(Figure record extracts)

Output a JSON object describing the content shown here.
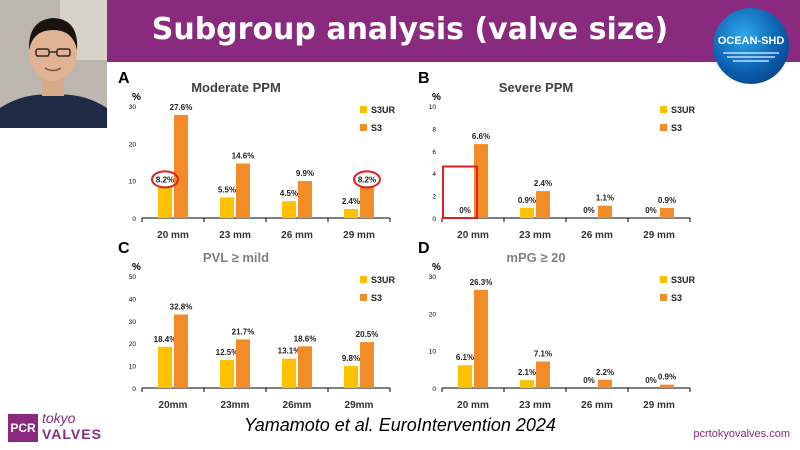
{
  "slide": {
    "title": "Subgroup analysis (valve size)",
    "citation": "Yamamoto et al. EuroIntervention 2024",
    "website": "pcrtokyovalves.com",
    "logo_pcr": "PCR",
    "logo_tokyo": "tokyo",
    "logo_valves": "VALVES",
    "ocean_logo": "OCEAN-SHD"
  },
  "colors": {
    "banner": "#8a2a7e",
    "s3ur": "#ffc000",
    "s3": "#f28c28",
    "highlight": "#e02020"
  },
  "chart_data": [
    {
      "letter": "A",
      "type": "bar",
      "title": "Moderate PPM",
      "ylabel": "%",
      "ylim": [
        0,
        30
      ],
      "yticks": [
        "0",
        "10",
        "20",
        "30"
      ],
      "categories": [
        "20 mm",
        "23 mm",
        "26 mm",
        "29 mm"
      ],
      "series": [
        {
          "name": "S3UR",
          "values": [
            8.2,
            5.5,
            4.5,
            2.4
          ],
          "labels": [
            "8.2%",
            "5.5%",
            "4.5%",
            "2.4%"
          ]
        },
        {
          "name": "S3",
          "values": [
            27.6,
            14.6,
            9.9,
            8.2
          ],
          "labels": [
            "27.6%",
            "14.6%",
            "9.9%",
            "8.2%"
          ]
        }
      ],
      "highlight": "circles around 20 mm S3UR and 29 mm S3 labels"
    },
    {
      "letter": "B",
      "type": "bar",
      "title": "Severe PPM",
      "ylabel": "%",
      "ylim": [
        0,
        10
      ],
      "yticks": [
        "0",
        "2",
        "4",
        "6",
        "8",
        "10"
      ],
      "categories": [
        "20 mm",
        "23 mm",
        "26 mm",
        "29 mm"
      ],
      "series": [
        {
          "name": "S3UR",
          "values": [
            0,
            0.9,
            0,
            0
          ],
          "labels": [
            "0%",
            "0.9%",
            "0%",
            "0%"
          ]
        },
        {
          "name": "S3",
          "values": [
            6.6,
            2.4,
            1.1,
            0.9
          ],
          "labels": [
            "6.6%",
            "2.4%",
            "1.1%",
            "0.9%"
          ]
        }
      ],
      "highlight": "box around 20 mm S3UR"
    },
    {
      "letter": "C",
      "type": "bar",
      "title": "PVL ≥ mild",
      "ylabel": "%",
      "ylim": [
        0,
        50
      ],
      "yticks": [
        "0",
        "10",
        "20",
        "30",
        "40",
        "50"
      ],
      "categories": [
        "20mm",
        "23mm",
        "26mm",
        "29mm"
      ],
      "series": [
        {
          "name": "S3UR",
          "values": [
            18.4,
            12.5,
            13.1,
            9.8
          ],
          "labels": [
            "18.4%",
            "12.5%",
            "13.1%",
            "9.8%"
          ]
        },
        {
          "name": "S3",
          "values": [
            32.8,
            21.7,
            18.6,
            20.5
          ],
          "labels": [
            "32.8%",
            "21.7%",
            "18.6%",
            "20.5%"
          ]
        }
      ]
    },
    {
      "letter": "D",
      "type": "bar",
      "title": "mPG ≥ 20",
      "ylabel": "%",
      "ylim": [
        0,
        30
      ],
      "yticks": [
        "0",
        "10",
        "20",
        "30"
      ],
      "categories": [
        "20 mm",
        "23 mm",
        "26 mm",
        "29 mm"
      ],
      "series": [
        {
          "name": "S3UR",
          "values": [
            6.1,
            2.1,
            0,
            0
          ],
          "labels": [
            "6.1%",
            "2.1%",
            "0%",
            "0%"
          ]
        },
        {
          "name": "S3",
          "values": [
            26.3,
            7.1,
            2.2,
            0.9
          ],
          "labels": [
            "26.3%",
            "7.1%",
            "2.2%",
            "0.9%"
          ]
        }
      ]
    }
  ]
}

---

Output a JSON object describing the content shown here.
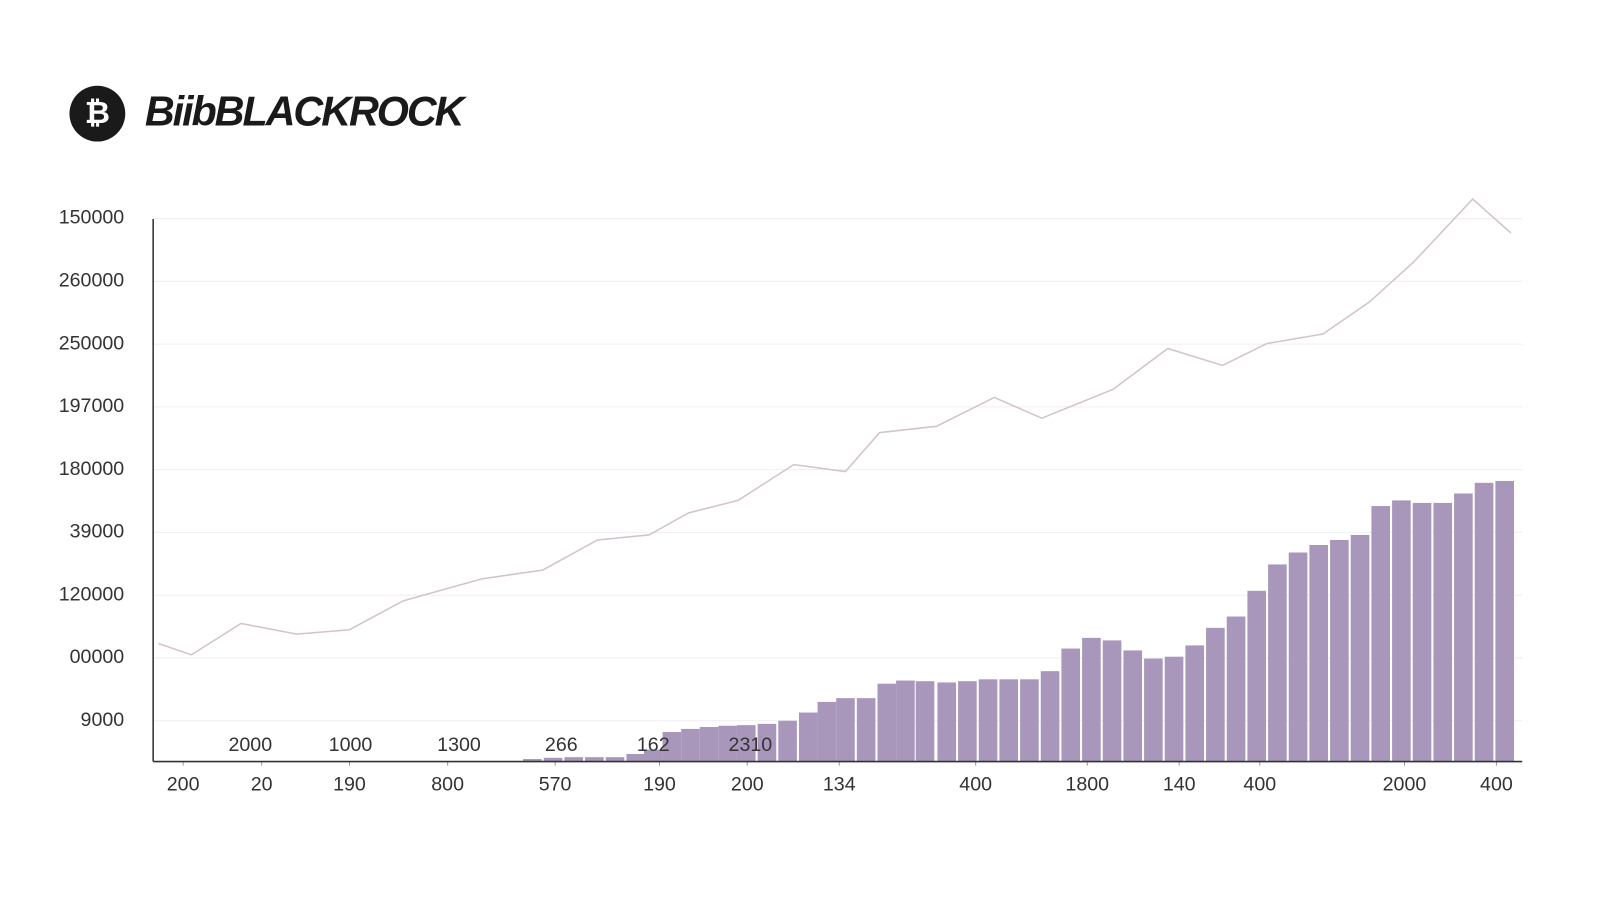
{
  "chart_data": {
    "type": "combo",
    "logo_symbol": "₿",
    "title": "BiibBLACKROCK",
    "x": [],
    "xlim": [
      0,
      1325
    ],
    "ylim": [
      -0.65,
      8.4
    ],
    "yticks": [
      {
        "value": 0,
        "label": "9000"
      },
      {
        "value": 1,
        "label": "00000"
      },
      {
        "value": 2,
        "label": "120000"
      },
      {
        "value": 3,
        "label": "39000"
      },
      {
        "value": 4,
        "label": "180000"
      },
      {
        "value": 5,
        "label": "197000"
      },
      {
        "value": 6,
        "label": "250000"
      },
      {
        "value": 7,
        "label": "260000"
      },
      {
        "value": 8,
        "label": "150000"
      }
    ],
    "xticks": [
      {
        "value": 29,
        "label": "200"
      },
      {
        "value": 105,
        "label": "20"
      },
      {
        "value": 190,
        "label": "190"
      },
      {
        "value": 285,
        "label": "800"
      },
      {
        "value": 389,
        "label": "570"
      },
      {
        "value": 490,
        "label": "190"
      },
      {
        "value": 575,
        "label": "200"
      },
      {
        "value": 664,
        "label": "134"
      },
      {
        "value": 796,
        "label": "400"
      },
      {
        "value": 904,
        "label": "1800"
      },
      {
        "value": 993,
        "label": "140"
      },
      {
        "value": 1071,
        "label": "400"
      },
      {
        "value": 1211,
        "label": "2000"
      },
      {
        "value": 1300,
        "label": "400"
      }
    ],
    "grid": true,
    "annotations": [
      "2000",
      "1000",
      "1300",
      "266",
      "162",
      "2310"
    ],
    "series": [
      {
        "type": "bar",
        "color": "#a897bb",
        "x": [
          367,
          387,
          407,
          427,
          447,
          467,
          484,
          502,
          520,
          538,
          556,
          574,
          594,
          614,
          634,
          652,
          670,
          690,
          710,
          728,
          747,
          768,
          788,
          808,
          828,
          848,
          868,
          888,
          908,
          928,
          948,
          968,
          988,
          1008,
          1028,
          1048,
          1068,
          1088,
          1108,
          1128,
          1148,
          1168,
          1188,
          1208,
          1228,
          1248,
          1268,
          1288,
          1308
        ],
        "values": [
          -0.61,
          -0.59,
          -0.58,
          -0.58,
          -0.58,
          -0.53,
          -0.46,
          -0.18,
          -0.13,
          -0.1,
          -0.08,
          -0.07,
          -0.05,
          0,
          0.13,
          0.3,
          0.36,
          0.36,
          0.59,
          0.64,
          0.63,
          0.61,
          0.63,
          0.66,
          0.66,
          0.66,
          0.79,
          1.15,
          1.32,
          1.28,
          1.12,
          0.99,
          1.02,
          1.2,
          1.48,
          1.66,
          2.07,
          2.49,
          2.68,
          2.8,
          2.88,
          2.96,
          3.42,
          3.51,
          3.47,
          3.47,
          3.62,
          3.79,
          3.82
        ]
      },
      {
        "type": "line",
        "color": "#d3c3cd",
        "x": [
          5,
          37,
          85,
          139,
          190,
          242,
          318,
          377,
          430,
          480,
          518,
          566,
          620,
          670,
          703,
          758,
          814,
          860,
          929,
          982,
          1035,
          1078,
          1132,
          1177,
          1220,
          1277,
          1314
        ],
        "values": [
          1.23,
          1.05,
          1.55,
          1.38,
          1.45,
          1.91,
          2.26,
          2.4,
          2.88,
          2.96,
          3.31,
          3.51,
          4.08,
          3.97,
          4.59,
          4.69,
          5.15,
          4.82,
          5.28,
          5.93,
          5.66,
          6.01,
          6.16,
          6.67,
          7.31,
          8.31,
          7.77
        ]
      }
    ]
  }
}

Task requirements: Out of the material above, gather each line where "around" appears.

Answer below:
      "highlight": "circles around 20 mm S3UR and 29 mm S3 labels"
      "highlight": "box around 20 mm S3UR"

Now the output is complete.